Work through the entries below and report how many lines include "name". The number alone is the answer.

§ TASK DATA
= = =
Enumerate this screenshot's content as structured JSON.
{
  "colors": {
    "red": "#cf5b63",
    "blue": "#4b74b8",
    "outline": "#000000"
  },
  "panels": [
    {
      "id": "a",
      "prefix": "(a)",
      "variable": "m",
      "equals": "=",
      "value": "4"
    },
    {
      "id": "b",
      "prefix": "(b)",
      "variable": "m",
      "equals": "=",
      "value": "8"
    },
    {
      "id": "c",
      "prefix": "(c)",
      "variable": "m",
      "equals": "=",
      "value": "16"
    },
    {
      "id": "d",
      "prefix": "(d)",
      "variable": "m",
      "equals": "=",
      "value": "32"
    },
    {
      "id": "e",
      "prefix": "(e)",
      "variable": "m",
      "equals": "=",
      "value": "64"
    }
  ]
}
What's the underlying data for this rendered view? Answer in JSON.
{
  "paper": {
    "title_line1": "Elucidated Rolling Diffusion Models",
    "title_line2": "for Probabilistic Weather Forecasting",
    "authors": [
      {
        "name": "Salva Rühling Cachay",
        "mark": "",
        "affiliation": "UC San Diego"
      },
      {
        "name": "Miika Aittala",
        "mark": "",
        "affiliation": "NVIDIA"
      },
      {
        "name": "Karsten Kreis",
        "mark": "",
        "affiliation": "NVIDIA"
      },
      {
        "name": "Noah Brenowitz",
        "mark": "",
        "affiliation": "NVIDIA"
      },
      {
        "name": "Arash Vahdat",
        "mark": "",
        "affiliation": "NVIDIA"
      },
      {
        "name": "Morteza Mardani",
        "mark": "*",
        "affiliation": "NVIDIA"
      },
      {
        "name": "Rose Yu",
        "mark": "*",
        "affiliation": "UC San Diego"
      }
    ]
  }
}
= = =
§ SOLUTION FOR THIS PROBLEM
7